Stored records:
+-------+
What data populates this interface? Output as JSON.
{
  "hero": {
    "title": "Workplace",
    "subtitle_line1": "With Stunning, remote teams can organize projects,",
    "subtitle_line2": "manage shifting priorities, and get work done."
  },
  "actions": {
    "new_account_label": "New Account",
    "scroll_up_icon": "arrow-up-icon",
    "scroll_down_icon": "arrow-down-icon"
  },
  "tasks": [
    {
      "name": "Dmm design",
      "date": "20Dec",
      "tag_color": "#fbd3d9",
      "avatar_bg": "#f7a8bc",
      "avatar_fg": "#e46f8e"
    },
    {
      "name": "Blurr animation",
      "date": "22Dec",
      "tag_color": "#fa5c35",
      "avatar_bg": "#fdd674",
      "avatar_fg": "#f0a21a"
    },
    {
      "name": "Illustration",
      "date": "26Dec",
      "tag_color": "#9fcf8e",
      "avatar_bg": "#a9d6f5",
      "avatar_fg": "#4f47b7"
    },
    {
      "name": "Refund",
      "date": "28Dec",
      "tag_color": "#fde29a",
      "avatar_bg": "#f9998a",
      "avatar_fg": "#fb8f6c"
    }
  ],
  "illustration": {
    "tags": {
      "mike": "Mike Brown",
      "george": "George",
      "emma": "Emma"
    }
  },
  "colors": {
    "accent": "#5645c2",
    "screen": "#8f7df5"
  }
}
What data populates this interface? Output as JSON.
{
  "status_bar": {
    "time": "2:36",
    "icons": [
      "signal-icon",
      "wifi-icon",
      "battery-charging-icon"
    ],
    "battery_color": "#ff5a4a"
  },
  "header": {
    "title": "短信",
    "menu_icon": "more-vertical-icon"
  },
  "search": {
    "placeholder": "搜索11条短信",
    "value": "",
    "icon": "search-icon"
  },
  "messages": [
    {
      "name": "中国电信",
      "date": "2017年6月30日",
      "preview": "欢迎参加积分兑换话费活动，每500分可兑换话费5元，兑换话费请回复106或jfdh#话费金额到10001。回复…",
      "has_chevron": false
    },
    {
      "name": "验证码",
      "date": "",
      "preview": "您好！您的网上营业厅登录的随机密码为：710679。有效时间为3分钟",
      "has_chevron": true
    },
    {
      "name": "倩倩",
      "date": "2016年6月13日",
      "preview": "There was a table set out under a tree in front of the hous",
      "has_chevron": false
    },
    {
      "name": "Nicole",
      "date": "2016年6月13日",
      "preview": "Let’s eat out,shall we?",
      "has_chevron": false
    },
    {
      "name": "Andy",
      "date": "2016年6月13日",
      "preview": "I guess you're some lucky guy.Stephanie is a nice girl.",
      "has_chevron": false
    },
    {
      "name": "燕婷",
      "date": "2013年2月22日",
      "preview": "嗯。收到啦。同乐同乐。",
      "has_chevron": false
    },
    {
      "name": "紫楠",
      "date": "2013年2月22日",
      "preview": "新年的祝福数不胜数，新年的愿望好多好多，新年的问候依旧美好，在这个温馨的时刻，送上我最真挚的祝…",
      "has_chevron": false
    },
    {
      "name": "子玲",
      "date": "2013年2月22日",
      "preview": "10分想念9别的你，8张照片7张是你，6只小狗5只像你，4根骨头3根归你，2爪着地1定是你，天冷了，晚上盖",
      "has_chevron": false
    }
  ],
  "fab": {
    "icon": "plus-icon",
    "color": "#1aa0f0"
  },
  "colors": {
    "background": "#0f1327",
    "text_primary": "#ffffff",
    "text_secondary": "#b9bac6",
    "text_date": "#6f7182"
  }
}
+-------+
• Task:
Would you copy out each line exactly as written?

• The completed task:
What data populates this interface? Output as JSON.
{
  "hero": {
    "title": "Workplace",
    "subtitle_line1": "With Stunning, remote teams can organize projects,",
    "subtitle_line2": "manage shifting priorities, and get work done."
  },
  "actions": {
    "new_account_label": "New Account",
    "scroll_up_icon": "arrow-up-icon",
    "scroll_down_icon": "arrow-down-icon"
  },
  "tasks": [
    {
      "name": "Dmm design",
      "date": "20Dec",
      "tag_color": "#fbd3d9",
      "avatar_bg": "#f7a8bc",
      "avatar_fg": "#e46f8e"
    },
    {
      "name": "Blurr animation",
      "date": "22Dec",
      "tag_color": "#fa5c35",
      "avatar_bg": "#fdd674",
      "avatar_fg": "#f0a21a"
    },
    {
      "name": "Illustration",
      "date": "26Dec",
      "tag_color": "#9fcf8e",
      "avatar_bg": "#a9d6f5",
      "avatar_fg": "#4f47b7"
    },
    {
      "name": "Refund",
      "date": "28Dec",
      "tag_color": "#fde29a",
      "avatar_bg": "#f9998a",
      "avatar_fg": "#fb8f6c"
    }
  ],
  "illustration": {
    "tags": {
      "mike": "Mike Brown",
      "george": "George",
      "emma": "Emma"
    }
  },
  "colors": {
    "accent": "#5645c2",
    "screen": "#8f7df5"
  }
}
What data populates this interface? Output as JSON.
{
  "status_bar": {
    "time": "2:36",
    "icons": [
      "signal-icon",
      "wifi-icon",
      "battery-charging-icon"
    ],
    "battery_color": "#ff5a4a"
  },
  "header": {
    "title": "短信",
    "menu_icon": "more-vertical-icon"
  },
  "search": {
    "placeholder": "搜索11条短信",
    "value": "",
    "icon": "search-icon"
  },
  "messages": [
    {
      "name": "中国电信",
      "date": "2017年6月30日",
      "preview": "欢迎参加积分兑换话费活动，每500分可兑换话费5元，兑换话费请回复106或jfdh#话费金额到10001。回复…",
      "has_chevron": false
    },
    {
      "name": "验证码",
      "date": "",
      "preview": "您好！您的网上营业厅登录的随机密码为：710679。有效时间为3分钟",
      "has_chevron": true
    },
    {
      "name": "倩倩",
      "date": "2016年6月13日",
      "preview": "There was a table set out under a tree in front of the hous",
      "has_chevron": false
    },
    {
      "name": "Nicole",
      "date": "2016年6月13日",
      "preview": "Let’s eat out,shall we?",
      "has_chevron": false
    },
    {
      "name": "Andy",
      "date": "2016年6月13日",
      "preview": "I guess you're some lucky guy.Stephanie is a nice girl.",
      "has_chevron": false
    },
    {
      "name": "燕婷",
      "date": "2013年2月22日",
      "preview": "嗯。收到啦。同乐同乐。",
      "has_chevron": false
    },
    {
      "name": "紫楠",
      "date": "2013年2月22日",
      "preview": "新年的祝福数不胜数，新年的愿望好多好多，新年的问候依旧美好，在这个温馨的时刻，送上我最真挚的祝…",
      "has_chevron": false
    },
    {
      "name": "子玲",
      "date": "2013年2月22日",
      "preview": "10分想念9别的你，8张照片7张是你，6只小狗5只像你，4根骨头3根归你，2爪着地1定是你，天冷了，晚上盖",
      "has_chevron": false
    }
  ],
  "fab": {
    "icon": "plus-icon",
    "color": "#1aa0f0"
  },
  "colors": {
    "background": "#0f1327",
    "text_primary": "#ffffff",
    "text_secondary": "#b9bac6",
    "text_date": "#6f7182"
  }
}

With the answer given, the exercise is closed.